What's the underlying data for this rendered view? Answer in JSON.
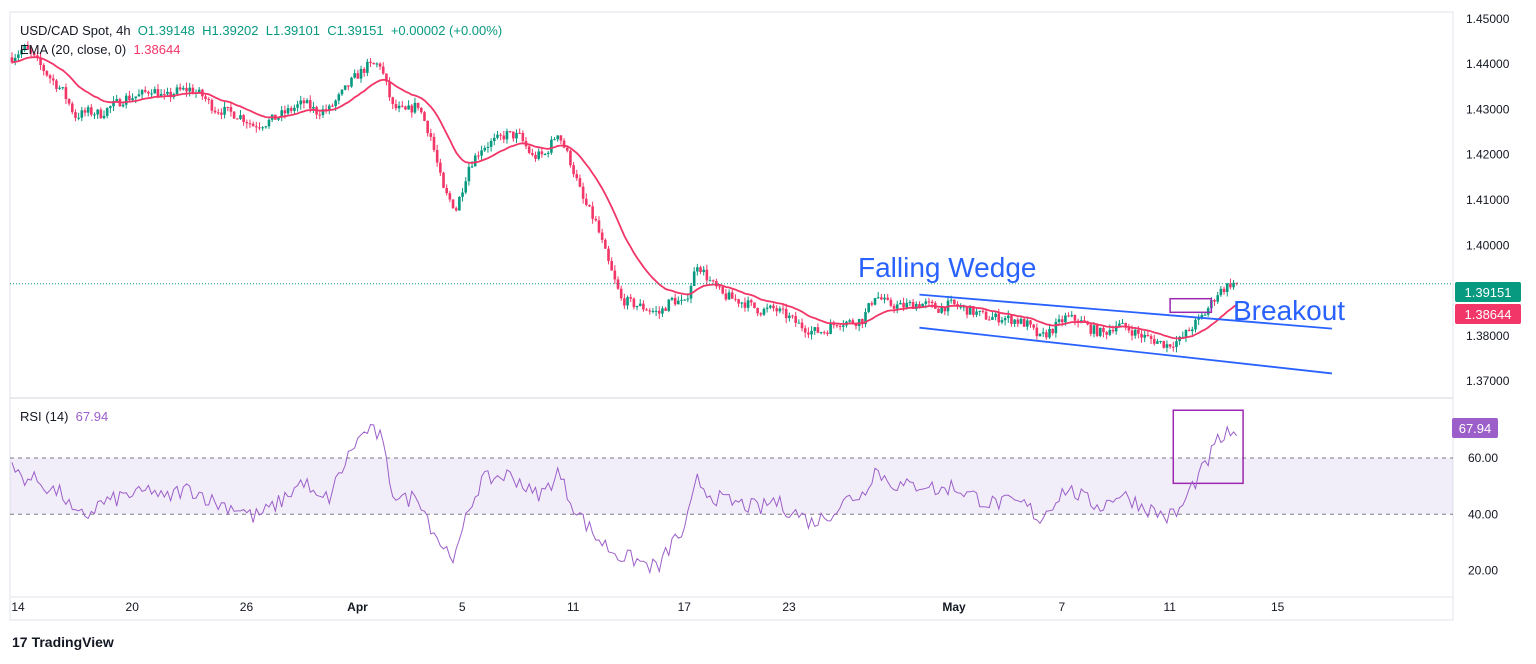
{
  "header": {
    "symbol": "USD/CAD Spot, 4h",
    "open": "O1.39148",
    "high": "H1.39202",
    "low": "L1.39101",
    "close": "C1.39151",
    "change": "+0.00002 (+0.00%)",
    "ema_label": "EMA (20, close, 0)",
    "ema_value": "1.38644"
  },
  "rsi_header": {
    "label": "RSI (14)",
    "value": "67.94"
  },
  "branding": {
    "logo": "17",
    "name": "TradingView"
  },
  "colors": {
    "up": "#089981",
    "down": "#f23667",
    "ema": "#f23667",
    "rsi": "#9c5fc9",
    "trend": "#2962ff",
    "box": "#9c27b0"
  },
  "chart_data": {
    "type": "candlestick",
    "price_axis": {
      "ticks": [
        "1.45000",
        "1.44000",
        "1.43000",
        "1.42000",
        "1.41000",
        "1.40000",
        "1.39000",
        "1.38000",
        "1.37000"
      ],
      "ylim": [
        1.3665,
        1.4515
      ]
    },
    "rsi_axis": {
      "ticks": [
        "60.00",
        "40.00",
        "20.00"
      ],
      "ylim": [
        12,
        81
      ],
      "band": [
        40,
        60
      ]
    },
    "x_ticks": [
      "14",
      "20",
      "26",
      "Apr",
      "5",
      "11",
      "17",
      "23",
      "May",
      "7",
      "11",
      "15"
    ],
    "last_price": "1.39151",
    "ema_last": "1.38644",
    "rsi_last": "67.94",
    "price_path": [
      [
        0,
        1.4415
      ],
      [
        4,
        1.4435
      ],
      [
        8,
        1.4405
      ],
      [
        12,
        1.437
      ],
      [
        16,
        1.434
      ],
      [
        20,
        1.4285
      ],
      [
        24,
        1.4295
      ],
      [
        28,
        1.429
      ],
      [
        32,
        1.431
      ],
      [
        36,
        1.4325
      ],
      [
        40,
        1.433
      ],
      [
        44,
        1.4345
      ],
      [
        48,
        1.4325
      ],
      [
        52,
        1.434
      ],
      [
        56,
        1.4345
      ],
      [
        60,
        1.433
      ],
      [
        64,
        1.43
      ],
      [
        68,
        1.4295
      ],
      [
        72,
        1.4285
      ],
      [
        76,
        1.4265
      ],
      [
        80,
        1.427
      ],
      [
        84,
        1.4285
      ],
      [
        88,
        1.43
      ],
      [
        92,
        1.4315
      ],
      [
        96,
        1.4295
      ],
      [
        100,
        1.43
      ],
      [
        104,
        1.4335
      ],
      [
        108,
        1.437
      ],
      [
        112,
        1.4395
      ],
      [
        116,
        1.44
      ],
      [
        120,
        1.4305
      ],
      [
        124,
        1.4295
      ],
      [
        128,
        1.431
      ],
      [
        132,
        1.424
      ],
      [
        136,
        1.412
      ],
      [
        140,
        1.408
      ],
      [
        144,
        1.4175
      ],
      [
        148,
        1.4215
      ],
      [
        152,
        1.423
      ],
      [
        156,
        1.4245
      ],
      [
        160,
        1.424
      ],
      [
        164,
        1.4195
      ],
      [
        168,
        1.42
      ],
      [
        172,
        1.425
      ],
      [
        176,
        1.4185
      ],
      [
        180,
        1.41
      ],
      [
        184,
        1.405
      ],
      [
        188,
        1.396
      ],
      [
        192,
        1.388
      ],
      [
        196,
        1.387
      ],
      [
        200,
        1.386
      ],
      [
        204,
        1.385
      ],
      [
        208,
        1.388
      ],
      [
        212,
        1.387
      ],
      [
        216,
        1.396
      ],
      [
        220,
        1.392
      ],
      [
        224,
        1.389
      ],
      [
        228,
        1.388
      ],
      [
        232,
        1.387
      ],
      [
        236,
        1.3855
      ],
      [
        240,
        1.386
      ],
      [
        244,
        1.3845
      ],
      [
        248,
        1.3825
      ],
      [
        252,
        1.381
      ],
      [
        256,
        1.381
      ],
      [
        260,
        1.383
      ],
      [
        264,
        1.383
      ],
      [
        268,
        1.3835
      ],
      [
        272,
        1.389
      ],
      [
        276,
        1.387
      ],
      [
        280,
        1.3865
      ],
      [
        284,
        1.387
      ],
      [
        288,
        1.387
      ],
      [
        292,
        1.386
      ],
      [
        296,
        1.387
      ],
      [
        300,
        1.386
      ],
      [
        304,
        1.385
      ],
      [
        308,
        1.384
      ],
      [
        312,
        1.384
      ],
      [
        316,
        1.3835
      ],
      [
        320,
        1.3825
      ],
      [
        324,
        1.3795
      ],
      [
        328,
        1.3815
      ],
      [
        332,
        1.384
      ],
      [
        336,
        1.3835
      ],
      [
        340,
        1.3815
      ],
      [
        344,
        1.3805
      ],
      [
        348,
        1.3825
      ],
      [
        352,
        1.3815
      ],
      [
        356,
        1.38
      ],
      [
        360,
        1.379
      ],
      [
        364,
        1.378
      ],
      [
        368,
        1.379
      ],
      [
        372,
        1.382
      ],
      [
        376,
        1.385
      ],
      [
        380,
        1.3895
      ],
      [
        384,
        1.3915
      ],
      [
        386,
        1.39151
      ]
    ],
    "rsi_path": [
      [
        0,
        56
      ],
      [
        4,
        53
      ],
      [
        8,
        52
      ],
      [
        12,
        49
      ],
      [
        16,
        47
      ],
      [
        20,
        39
      ],
      [
        24,
        40
      ],
      [
        28,
        44
      ],
      [
        32,
        45
      ],
      [
        36,
        47
      ],
      [
        40,
        47
      ],
      [
        44,
        49
      ],
      [
        48,
        45
      ],
      [
        52,
        48
      ],
      [
        56,
        49
      ],
      [
        60,
        47
      ],
      [
        64,
        44
      ],
      [
        68,
        43
      ],
      [
        72,
        42
      ],
      [
        76,
        39
      ],
      [
        80,
        41
      ],
      [
        84,
        44
      ],
      [
        88,
        48
      ],
      [
        92,
        52
      ],
      [
        96,
        45
      ],
      [
        100,
        46
      ],
      [
        104,
        56
      ],
      [
        108,
        65
      ],
      [
        112,
        70
      ],
      [
        116,
        68
      ],
      [
        120,
        48
      ],
      [
        124,
        45
      ],
      [
        128,
        47
      ],
      [
        132,
        36
      ],
      [
        136,
        28
      ],
      [
        140,
        25
      ],
      [
        144,
        42
      ],
      [
        148,
        52
      ],
      [
        152,
        53
      ],
      [
        156,
        54
      ],
      [
        160,
        52
      ],
      [
        164,
        47
      ],
      [
        168,
        48
      ],
      [
        172,
        55
      ],
      [
        176,
        45
      ],
      [
        180,
        38
      ],
      [
        184,
        32
      ],
      [
        188,
        28
      ],
      [
        192,
        25
      ],
      [
        196,
        24
      ],
      [
        200,
        22
      ],
      [
        204,
        21
      ],
      [
        208,
        30
      ],
      [
        212,
        34
      ],
      [
        216,
        52
      ],
      [
        220,
        47
      ],
      [
        224,
        45
      ],
      [
        228,
        44
      ],
      [
        232,
        43
      ],
      [
        236,
        42
      ],
      [
        240,
        45
      ],
      [
        244,
        42
      ],
      [
        248,
        40
      ],
      [
        252,
        37
      ],
      [
        256,
        39
      ],
      [
        260,
        42
      ],
      [
        264,
        46
      ],
      [
        268,
        47
      ],
      [
        272,
        56
      ],
      [
        276,
        52
      ],
      [
        280,
        50
      ],
      [
        284,
        50
      ],
      [
        288,
        51
      ],
      [
        292,
        48
      ],
      [
        296,
        50
      ],
      [
        300,
        48
      ],
      [
        304,
        46
      ],
      [
        308,
        44
      ],
      [
        312,
        44
      ],
      [
        316,
        44
      ],
      [
        320,
        43
      ],
      [
        324,
        38
      ],
      [
        328,
        44
      ],
      [
        332,
        49
      ],
      [
        336,
        47
      ],
      [
        340,
        44
      ],
      [
        344,
        43
      ],
      [
        348,
        47
      ],
      [
        352,
        46
      ],
      [
        356,
        43
      ],
      [
        360,
        41
      ],
      [
        364,
        39
      ],
      [
        368,
        41
      ],
      [
        372,
        50
      ],
      [
        376,
        57
      ],
      [
        380,
        66
      ],
      [
        384,
        69
      ],
      [
        386,
        67.94
      ]
    ],
    "annotations": [
      {
        "type": "text",
        "text": "Falling Wedge"
      },
      {
        "type": "text",
        "text": "Breakout"
      },
      {
        "type": "trendline",
        "name": "wedge-upper-line",
        "from": [
          286,
          1.3891
        ],
        "to": [
          416,
          1.3816
        ]
      },
      {
        "type": "trendline",
        "name": "wedge-lower-line",
        "from": [
          286,
          1.3818
        ],
        "to": [
          416,
          1.3717
        ]
      },
      {
        "type": "rect",
        "name": "breakout-box-price",
        "x": [
          365,
          378
        ],
        "y": [
          1.3852,
          1.3882
        ]
      },
      {
        "type": "rect",
        "name": "breakout-box-rsi",
        "x": [
          366,
          388
        ],
        "y": [
          51,
          77
        ]
      }
    ]
  }
}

Set exercise » In the entries above, count each line holding "close" and report the total and nothing more.

Written solution » 2